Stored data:

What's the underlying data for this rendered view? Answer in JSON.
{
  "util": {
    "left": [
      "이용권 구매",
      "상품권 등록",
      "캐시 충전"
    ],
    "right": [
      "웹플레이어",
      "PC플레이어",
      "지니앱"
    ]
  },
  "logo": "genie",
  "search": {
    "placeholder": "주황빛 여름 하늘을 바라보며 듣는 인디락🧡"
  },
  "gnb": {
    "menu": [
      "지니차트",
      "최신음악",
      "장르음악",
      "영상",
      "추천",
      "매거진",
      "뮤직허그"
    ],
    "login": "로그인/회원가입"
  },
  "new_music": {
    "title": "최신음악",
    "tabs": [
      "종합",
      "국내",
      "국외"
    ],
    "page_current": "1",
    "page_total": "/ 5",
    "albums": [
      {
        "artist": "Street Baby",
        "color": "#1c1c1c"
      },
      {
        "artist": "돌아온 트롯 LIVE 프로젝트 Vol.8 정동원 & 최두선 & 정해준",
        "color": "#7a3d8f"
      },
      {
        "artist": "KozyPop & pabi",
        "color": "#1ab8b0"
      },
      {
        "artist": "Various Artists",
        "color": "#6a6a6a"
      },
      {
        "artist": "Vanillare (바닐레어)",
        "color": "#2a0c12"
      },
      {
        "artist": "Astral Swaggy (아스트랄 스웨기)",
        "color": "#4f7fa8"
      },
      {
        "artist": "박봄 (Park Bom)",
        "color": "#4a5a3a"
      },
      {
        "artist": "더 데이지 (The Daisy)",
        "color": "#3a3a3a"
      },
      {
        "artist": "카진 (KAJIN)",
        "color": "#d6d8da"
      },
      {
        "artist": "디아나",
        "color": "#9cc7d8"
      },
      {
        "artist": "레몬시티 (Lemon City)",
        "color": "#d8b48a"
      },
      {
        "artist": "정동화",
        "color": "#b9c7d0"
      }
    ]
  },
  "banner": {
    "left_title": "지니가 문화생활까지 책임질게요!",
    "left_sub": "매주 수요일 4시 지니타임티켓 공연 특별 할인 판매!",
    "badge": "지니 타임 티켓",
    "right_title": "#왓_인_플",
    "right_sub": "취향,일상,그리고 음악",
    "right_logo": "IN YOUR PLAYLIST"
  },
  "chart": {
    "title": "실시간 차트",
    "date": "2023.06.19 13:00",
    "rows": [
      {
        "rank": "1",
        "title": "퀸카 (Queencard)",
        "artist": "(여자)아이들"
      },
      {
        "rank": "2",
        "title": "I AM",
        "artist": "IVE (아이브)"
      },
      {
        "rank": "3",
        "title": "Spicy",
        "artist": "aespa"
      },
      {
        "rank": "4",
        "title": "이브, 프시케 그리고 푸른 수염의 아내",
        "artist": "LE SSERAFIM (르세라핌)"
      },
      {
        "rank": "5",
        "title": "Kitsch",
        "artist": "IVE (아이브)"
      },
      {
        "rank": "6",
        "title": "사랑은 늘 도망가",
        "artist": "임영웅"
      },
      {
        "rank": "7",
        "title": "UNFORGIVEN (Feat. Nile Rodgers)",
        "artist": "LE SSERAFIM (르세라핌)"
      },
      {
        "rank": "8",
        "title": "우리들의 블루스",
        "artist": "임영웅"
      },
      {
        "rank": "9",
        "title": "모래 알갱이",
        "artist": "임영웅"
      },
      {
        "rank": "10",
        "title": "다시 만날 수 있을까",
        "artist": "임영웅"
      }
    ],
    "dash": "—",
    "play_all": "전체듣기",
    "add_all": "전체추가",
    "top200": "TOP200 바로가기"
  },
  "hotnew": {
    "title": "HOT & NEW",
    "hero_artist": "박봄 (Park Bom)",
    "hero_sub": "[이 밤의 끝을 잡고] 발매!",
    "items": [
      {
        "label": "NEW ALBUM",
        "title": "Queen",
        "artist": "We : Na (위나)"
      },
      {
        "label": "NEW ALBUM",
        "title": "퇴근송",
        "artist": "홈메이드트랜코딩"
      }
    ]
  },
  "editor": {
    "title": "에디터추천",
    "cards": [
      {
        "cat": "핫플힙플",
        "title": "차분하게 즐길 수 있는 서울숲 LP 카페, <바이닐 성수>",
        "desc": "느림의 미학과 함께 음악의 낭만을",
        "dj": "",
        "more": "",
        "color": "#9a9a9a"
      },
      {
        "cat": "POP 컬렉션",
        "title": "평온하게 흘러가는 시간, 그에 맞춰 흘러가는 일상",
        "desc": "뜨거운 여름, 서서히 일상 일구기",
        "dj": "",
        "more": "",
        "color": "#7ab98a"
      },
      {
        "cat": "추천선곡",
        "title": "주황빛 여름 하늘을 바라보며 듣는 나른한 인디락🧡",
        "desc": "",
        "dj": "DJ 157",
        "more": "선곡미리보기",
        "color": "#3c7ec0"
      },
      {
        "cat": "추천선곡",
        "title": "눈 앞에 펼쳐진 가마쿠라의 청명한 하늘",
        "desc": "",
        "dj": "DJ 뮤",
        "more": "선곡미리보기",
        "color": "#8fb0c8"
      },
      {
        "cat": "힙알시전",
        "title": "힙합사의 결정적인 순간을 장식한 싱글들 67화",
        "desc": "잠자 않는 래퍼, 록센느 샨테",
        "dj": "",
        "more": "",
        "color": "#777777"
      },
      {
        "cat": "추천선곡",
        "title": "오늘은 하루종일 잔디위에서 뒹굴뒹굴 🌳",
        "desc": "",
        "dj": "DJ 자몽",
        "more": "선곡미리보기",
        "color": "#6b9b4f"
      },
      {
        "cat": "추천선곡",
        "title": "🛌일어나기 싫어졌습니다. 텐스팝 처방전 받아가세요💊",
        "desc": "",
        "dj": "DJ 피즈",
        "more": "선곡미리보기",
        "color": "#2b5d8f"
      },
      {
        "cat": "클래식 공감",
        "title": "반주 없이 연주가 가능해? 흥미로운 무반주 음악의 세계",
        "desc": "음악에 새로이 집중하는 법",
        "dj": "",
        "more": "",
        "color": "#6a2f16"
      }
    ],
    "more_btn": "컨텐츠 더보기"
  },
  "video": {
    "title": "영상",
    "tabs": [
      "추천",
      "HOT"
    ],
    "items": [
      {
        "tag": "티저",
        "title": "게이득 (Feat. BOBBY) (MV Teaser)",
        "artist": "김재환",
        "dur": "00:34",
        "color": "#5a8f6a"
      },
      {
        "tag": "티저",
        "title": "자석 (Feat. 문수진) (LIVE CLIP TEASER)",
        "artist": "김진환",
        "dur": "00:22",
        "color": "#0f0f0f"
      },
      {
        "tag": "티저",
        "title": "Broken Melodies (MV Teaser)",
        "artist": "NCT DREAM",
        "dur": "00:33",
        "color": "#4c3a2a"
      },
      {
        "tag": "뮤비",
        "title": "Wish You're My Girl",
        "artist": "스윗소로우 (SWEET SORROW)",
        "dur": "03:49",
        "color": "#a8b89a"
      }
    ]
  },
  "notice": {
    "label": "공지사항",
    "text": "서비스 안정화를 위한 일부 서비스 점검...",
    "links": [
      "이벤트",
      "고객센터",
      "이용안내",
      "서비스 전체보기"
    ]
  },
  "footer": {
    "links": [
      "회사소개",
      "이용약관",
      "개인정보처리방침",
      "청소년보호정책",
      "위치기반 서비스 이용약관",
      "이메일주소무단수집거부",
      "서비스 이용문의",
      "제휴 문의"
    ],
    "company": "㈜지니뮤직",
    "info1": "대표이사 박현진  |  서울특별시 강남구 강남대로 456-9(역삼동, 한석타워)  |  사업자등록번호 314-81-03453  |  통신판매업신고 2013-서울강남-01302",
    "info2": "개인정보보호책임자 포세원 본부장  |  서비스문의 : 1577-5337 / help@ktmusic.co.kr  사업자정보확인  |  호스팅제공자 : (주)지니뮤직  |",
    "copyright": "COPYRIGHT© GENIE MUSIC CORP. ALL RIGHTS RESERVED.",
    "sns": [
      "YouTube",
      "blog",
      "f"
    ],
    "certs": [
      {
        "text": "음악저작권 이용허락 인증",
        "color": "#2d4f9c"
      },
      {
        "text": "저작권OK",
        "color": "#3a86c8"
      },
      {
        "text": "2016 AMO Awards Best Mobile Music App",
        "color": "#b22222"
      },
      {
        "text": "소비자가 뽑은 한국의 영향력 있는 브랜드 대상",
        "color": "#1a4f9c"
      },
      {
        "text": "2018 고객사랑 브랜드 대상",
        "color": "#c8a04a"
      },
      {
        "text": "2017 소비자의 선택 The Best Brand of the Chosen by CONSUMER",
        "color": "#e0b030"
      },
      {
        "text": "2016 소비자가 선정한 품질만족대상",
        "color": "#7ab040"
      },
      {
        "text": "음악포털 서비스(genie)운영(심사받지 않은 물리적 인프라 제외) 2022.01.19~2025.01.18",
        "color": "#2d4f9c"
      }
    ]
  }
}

### Task directions
Copy out each line of the records that holds the string "LIVE".

### Exercise response
        "artist": "돌아온 트롯 LIVE 프로젝트 Vol.8 정동원 & 최두선 & 정해준",
        "title": "자석 (Feat. 문수진) (LIVE CLIP TEASER)",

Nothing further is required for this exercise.